Your goal | Repeat all of the material below exactly as written, images excluded.

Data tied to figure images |
►

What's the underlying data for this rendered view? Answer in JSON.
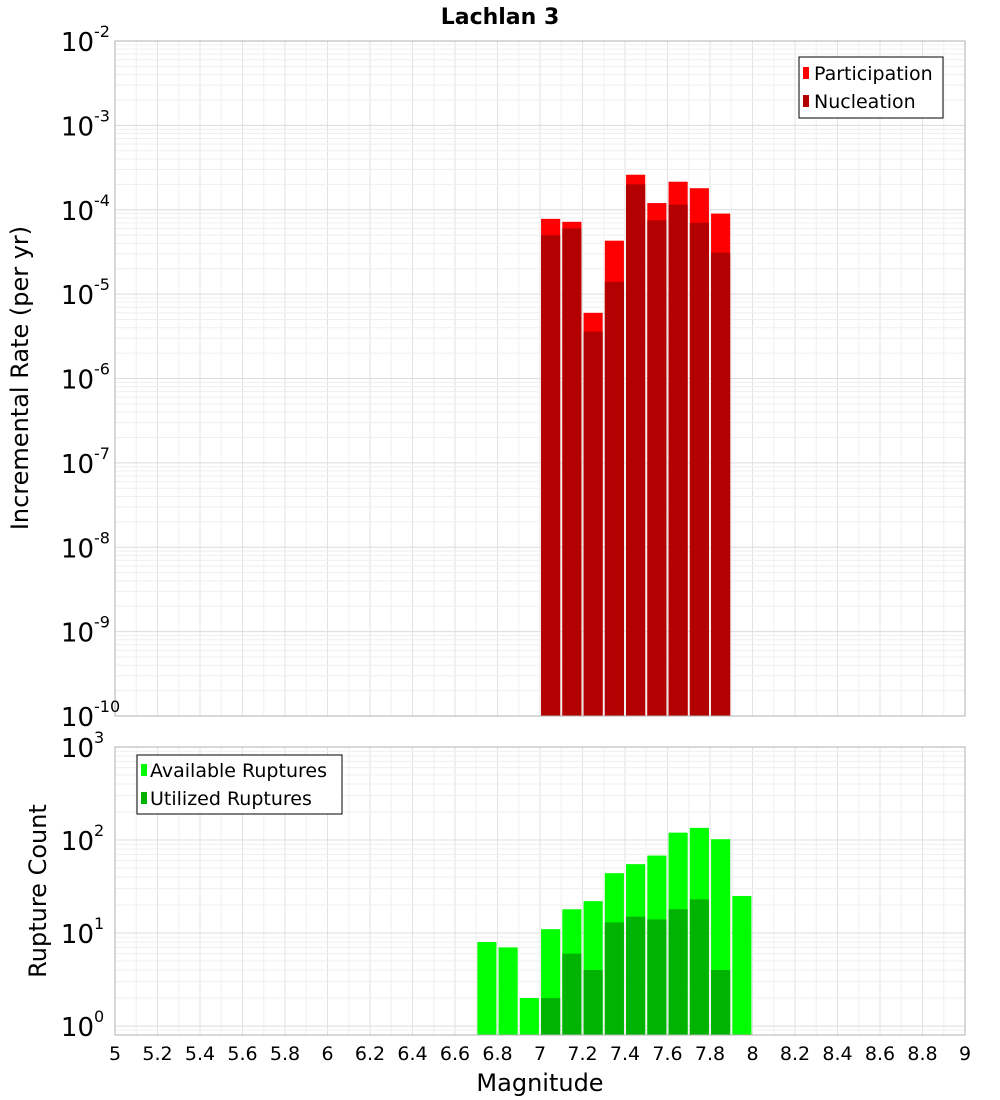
{
  "chart_data": [
    {
      "type": "bar",
      "title": "Lachlan 3",
      "xlabel": "",
      "ylabel": "Incremental Rate (per yr)",
      "yscale": "log",
      "ylim": [
        1e-10,
        0.01
      ],
      "xlim": [
        5,
        9
      ],
      "legend_position": "top-right",
      "y_ticks": [
        {
          "exp": "-10",
          "value": 1e-10
        },
        {
          "exp": "-9",
          "value": 1e-09
        },
        {
          "exp": "-8",
          "value": 1e-08
        },
        {
          "exp": "-7",
          "value": 1e-07
        },
        {
          "exp": "-6",
          "value": 1e-06
        },
        {
          "exp": "-5",
          "value": 1e-05
        },
        {
          "exp": "-4",
          "value": 0.0001
        },
        {
          "exp": "-3",
          "value": 0.001
        },
        {
          "exp": "-2",
          "value": 0.01
        }
      ],
      "x": [
        7.05,
        7.15,
        7.25,
        7.35,
        7.45,
        7.55,
        7.65,
        7.75,
        7.85
      ],
      "series": [
        {
          "name": "Participation",
          "color": "#ff0000",
          "values": [
            7.8e-05,
            7.2e-05,
            6e-06,
            4.3e-05,
            0.00026,
            0.00012,
            0.000215,
            0.00018,
            9e-05
          ]
        },
        {
          "name": "Nucleation",
          "color": "#b30000",
          "values": [
            5e-05,
            6e-05,
            3.6e-06,
            1.4e-05,
            0.0002,
            7.5e-05,
            0.000115,
            7e-05,
            3.1e-05
          ]
        }
      ]
    },
    {
      "type": "bar",
      "title": "",
      "xlabel": "Magnitude",
      "ylabel": "Rupture Count",
      "yscale": "log",
      "ylim": [
        0.8,
        1000
      ],
      "xlim": [
        5,
        9
      ],
      "legend_position": "top-left",
      "y_ticks": [
        {
          "exp": "0",
          "value": 1
        },
        {
          "exp": "1",
          "value": 10
        },
        {
          "exp": "2",
          "value": 100
        },
        {
          "exp": "3",
          "value": 1000
        }
      ],
      "x_ticks": [
        "5",
        "5.2",
        "5.4",
        "5.6",
        "5.8",
        "6",
        "6.2",
        "6.4",
        "6.6",
        "6.8",
        "7",
        "7.2",
        "7.4",
        "7.6",
        "7.8",
        "8",
        "8.2",
        "8.4",
        "8.6",
        "8.8",
        "9"
      ],
      "x": [
        6.75,
        6.85,
        6.95,
        7.05,
        7.15,
        7.25,
        7.35,
        7.45,
        7.55,
        7.65,
        7.75,
        7.85,
        7.95
      ],
      "series": [
        {
          "name": "Available Ruptures",
          "color": "#00ff00",
          "values": [
            8,
            7,
            2,
            11,
            18,
            22,
            44,
            55,
            68,
            120,
            135,
            102,
            25
          ]
        },
        {
          "name": "Utilized Ruptures",
          "color": "#00b300",
          "values": [
            0,
            0,
            0,
            2,
            6,
            4,
            13,
            15,
            14,
            18,
            23,
            4,
            0
          ]
        }
      ]
    }
  ]
}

◄

Result below |
What's the underlying data for this rendered view? Answer in JSON.
{
  "chart_data": [
    {
      "type": "bar",
      "title": "Lachlan 3",
      "xlabel": "",
      "ylabel": "Incremental Rate (per yr)",
      "yscale": "log",
      "ylim": [
        1e-10,
        0.01
      ],
      "xlim": [
        5,
        9
      ],
      "legend_position": "top-right",
      "y_ticks": [
        {
          "exp": "-10",
          "value": 1e-10
        },
        {
          "exp": "-9",
          "value": 1e-09
        },
        {
          "exp": "-8",
          "value": 1e-08
        },
        {
          "exp": "-7",
          "value": 1e-07
        },
        {
          "exp": "-6",
          "value": 1e-06
        },
        {
          "exp": "-5",
          "value": 1e-05
        },
        {
          "exp": "-4",
          "value": 0.0001
        },
        {
          "exp": "-3",
          "value": 0.001
        },
        {
          "exp": "-2",
          "value": 0.01
        }
      ],
      "x": [
        7.05,
        7.15,
        7.25,
        7.35,
        7.45,
        7.55,
        7.65,
        7.75,
        7.85
      ],
      "series": [
        {
          "name": "Participation",
          "color": "#ff0000",
          "values": [
            7.8e-05,
            7.2e-05,
            6e-06,
            4.3e-05,
            0.00026,
            0.00012,
            0.000215,
            0.00018,
            9e-05
          ]
        },
        {
          "name": "Nucleation",
          "color": "#b30000",
          "values": [
            5e-05,
            6e-05,
            3.6e-06,
            1.4e-05,
            0.0002,
            7.5e-05,
            0.000115,
            7e-05,
            3.1e-05
          ]
        }
      ]
    },
    {
      "type": "bar",
      "title": "",
      "xlabel": "Magnitude",
      "ylabel": "Rupture Count",
      "yscale": "log",
      "ylim": [
        0.8,
        1000
      ],
      "xlim": [
        5,
        9
      ],
      "legend_position": "top-left",
      "y_ticks": [
        {
          "exp": "0",
          "value": 1
        },
        {
          "exp": "1",
          "value": 10
        },
        {
          "exp": "2",
          "value": 100
        },
        {
          "exp": "3",
          "value": 1000
        }
      ],
      "x_ticks": [
        "5",
        "5.2",
        "5.4",
        "5.6",
        "5.8",
        "6",
        "6.2",
        "6.4",
        "6.6",
        "6.8",
        "7",
        "7.2",
        "7.4",
        "7.6",
        "7.8",
        "8",
        "8.2",
        "8.4",
        "8.6",
        "8.8",
        "9"
      ],
      "x": [
        6.75,
        6.85,
        6.95,
        7.05,
        7.15,
        7.25,
        7.35,
        7.45,
        7.55,
        7.65,
        7.75,
        7.85,
        7.95
      ],
      "series": [
        {
          "name": "Available Ruptures",
          "color": "#00ff00",
          "values": [
            8,
            7,
            2,
            11,
            18,
            22,
            44,
            55,
            68,
            120,
            135,
            102,
            25
          ]
        },
        {
          "name": "Utilized Ruptures",
          "color": "#00b300",
          "values": [
            0,
            0,
            0,
            2,
            6,
            4,
            13,
            15,
            14,
            18,
            23,
            4,
            0
          ]
        }
      ]
    }
  ]
}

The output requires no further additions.